WHAT TO PRODUCE — Below are some entries; can you quote all of them exactly?

DATA EXCERPTS —
-- START --
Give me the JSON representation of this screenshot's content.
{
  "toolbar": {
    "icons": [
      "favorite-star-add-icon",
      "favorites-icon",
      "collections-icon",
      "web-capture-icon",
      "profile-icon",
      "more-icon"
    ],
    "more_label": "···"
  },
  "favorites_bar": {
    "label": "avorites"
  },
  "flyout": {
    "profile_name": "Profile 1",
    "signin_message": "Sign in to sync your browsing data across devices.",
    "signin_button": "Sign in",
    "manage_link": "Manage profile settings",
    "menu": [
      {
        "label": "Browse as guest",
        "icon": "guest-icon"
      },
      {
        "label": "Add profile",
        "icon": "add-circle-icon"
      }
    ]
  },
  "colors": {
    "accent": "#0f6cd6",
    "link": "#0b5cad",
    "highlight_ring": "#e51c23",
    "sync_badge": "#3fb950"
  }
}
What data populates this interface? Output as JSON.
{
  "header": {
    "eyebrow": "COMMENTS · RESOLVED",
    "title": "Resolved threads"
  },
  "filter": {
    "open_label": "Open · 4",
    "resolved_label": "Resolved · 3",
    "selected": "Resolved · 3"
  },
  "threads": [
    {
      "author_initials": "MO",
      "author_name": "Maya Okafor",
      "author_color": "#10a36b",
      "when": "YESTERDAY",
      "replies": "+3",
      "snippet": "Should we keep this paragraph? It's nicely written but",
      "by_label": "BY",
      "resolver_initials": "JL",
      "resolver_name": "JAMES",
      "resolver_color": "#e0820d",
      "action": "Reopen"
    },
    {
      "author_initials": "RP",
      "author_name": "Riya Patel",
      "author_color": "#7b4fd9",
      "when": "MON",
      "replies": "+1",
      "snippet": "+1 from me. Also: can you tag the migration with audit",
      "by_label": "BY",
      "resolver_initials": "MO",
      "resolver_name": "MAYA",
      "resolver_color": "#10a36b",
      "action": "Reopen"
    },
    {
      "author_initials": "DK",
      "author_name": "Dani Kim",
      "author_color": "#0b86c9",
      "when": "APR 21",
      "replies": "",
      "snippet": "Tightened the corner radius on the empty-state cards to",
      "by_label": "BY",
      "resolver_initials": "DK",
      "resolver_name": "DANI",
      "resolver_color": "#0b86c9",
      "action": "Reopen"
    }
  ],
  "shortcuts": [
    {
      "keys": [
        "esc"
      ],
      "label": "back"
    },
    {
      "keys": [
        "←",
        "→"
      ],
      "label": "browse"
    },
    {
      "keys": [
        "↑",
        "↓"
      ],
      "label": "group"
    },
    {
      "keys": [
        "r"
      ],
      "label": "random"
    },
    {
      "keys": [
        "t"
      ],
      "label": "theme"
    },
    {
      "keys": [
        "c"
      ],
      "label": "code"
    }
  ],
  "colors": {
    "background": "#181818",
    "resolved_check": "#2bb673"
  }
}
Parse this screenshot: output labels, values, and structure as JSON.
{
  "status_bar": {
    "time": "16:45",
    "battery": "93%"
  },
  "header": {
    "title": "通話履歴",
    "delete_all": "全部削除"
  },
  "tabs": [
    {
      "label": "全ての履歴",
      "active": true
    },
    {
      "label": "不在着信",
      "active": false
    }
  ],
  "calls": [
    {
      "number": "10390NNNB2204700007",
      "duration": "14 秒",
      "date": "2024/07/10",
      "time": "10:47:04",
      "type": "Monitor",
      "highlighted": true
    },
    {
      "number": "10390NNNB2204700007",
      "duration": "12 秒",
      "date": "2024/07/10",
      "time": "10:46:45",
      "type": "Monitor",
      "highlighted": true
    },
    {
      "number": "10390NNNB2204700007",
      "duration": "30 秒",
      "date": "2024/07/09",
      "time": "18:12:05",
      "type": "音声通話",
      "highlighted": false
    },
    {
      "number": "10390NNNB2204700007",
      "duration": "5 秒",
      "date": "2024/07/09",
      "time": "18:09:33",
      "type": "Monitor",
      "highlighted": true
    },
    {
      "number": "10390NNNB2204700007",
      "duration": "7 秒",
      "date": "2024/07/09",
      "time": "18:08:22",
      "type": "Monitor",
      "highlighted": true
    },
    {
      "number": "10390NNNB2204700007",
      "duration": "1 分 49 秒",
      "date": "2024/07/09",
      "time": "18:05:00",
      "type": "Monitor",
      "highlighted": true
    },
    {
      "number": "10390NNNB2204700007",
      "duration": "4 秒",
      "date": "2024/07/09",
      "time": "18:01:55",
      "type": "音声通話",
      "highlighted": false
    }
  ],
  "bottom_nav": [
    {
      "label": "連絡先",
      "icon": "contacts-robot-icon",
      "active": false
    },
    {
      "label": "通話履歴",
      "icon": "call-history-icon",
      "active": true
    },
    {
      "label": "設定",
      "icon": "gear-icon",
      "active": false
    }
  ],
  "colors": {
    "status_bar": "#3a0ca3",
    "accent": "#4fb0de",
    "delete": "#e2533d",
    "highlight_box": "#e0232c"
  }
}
-- END --
EXERCISE ANSWER —
Give me the JSON representation of this screenshot's content.
{
  "toolbar": {
    "icons": [
      "favorite-star-add-icon",
      "favorites-icon",
      "collections-icon",
      "web-capture-icon",
      "profile-icon",
      "more-icon"
    ],
    "more_label": "···"
  },
  "favorites_bar": {
    "label": "avorites"
  },
  "flyout": {
    "profile_name": "Profile 1",
    "signin_message": "Sign in to sync your browsing data across devices.",
    "signin_button": "Sign in",
    "manage_link": "Manage profile settings",
    "menu": [
      {
        "label": "Browse as guest",
        "icon": "guest-icon"
      },
      {
        "label": "Add profile",
        "icon": "add-circle-icon"
      }
    ]
  },
  "colors": {
    "accent": "#0f6cd6",
    "link": "#0b5cad",
    "highlight_ring": "#e51c23",
    "sync_badge": "#3fb950"
  }
}
What data populates this interface? Output as JSON.
{
  "header": {
    "eyebrow": "COMMENTS · RESOLVED",
    "title": "Resolved threads"
  },
  "filter": {
    "open_label": "Open · 4",
    "resolved_label": "Resolved · 3",
    "selected": "Resolved · 3"
  },
  "threads": [
    {
      "author_initials": "MO",
      "author_name": "Maya Okafor",
      "author_color": "#10a36b",
      "when": "YESTERDAY",
      "replies": "+3",
      "snippet": "Should we keep this paragraph? It's nicely written but",
      "by_label": "BY",
      "resolver_initials": "JL",
      "resolver_name": "JAMES",
      "resolver_color": "#e0820d",
      "action": "Reopen"
    },
    {
      "author_initials": "RP",
      "author_name": "Riya Patel",
      "author_color": "#7b4fd9",
      "when": "MON",
      "replies": "+1",
      "snippet": "+1 from me. Also: can you tag the migration with audit",
      "by_label": "BY",
      "resolver_initials": "MO",
      "resolver_name": "MAYA",
      "resolver_color": "#10a36b",
      "action": "Reopen"
    },
    {
      "author_initials": "DK",
      "author_name": "Dani Kim",
      "author_color": "#0b86c9",
      "when": "APR 21",
      "replies": "",
      "snippet": "Tightened the corner radius on the empty-state cards to",
      "by_label": "BY",
      "resolver_initials": "DK",
      "resolver_name": "DANI",
      "resolver_color": "#0b86c9",
      "action": "Reopen"
    }
  ],
  "shortcuts": [
    {
      "keys": [
        "esc"
      ],
      "label": "back"
    },
    {
      "keys": [
        "←",
        "→"
      ],
      "label": "browse"
    },
    {
      "keys": [
        "↑",
        "↓"
      ],
      "label": "group"
    },
    {
      "keys": [
        "r"
      ],
      "label": "random"
    },
    {
      "keys": [
        "t"
      ],
      "label": "theme"
    },
    {
      "keys": [
        "c"
      ],
      "label": "code"
    }
  ],
  "colors": {
    "background": "#181818",
    "resolved_check": "#2bb673"
  }
}
Parse this screenshot: output labels, values, and structure as JSON.
{
  "status_bar": {
    "time": "16:45",
    "battery": "93%"
  },
  "header": {
    "title": "通話履歴",
    "delete_all": "全部削除"
  },
  "tabs": [
    {
      "label": "全ての履歴",
      "active": true
    },
    {
      "label": "不在着信",
      "active": false
    }
  ],
  "calls": [
    {
      "number": "10390NNNB2204700007",
      "duration": "14 秒",
      "date": "2024/07/10",
      "time": "10:47:04",
      "type": "Monitor",
      "highlighted": true
    },
    {
      "number": "10390NNNB2204700007",
      "duration": "12 秒",
      "date": "2024/07/10",
      "time": "10:46:45",
      "type": "Monitor",
      "highlighted": true
    },
    {
      "number": "10390NNNB2204700007",
      "duration": "30 秒",
      "date": "2024/07/09",
      "time": "18:12:05",
      "type": "音声通話",
      "highlighted": false
    },
    {
      "number": "10390NNNB2204700007",
      "duration": "5 秒",
      "date": "2024/07/09",
      "time": "18:09:33",
      "type": "Monitor",
      "highlighted": true
    },
    {
      "number": "10390NNNB2204700007",
      "duration": "7 秒",
      "date": "2024/07/09",
      "time": "18:08:22",
      "type": "Monitor",
      "highlighted": true
    },
    {
      "number": "10390NNNB2204700007",
      "duration": "1 分 49 秒",
      "date": "2024/07/09",
      "time": "18:05:00",
      "type": "Monitor",
      "highlighted": true
    },
    {
      "number": "10390NNNB2204700007",
      "duration": "4 秒",
      "date": "2024/07/09",
      "time": "18:01:55",
      "type": "音声通話",
      "highlighted": false
    }
  ],
  "bottom_nav": [
    {
      "label": "連絡先",
      "icon": "contacts-robot-icon",
      "active": false
    },
    {
      "label": "通話履歴",
      "icon": "call-history-icon",
      "active": true
    },
    {
      "label": "設定",
      "icon": "gear-icon",
      "active": false
    }
  ],
  "colors": {
    "status_bar": "#3a0ca3",
    "accent": "#4fb0de",
    "delete": "#e2533d",
    "highlight_box": "#e0232c"
  }
}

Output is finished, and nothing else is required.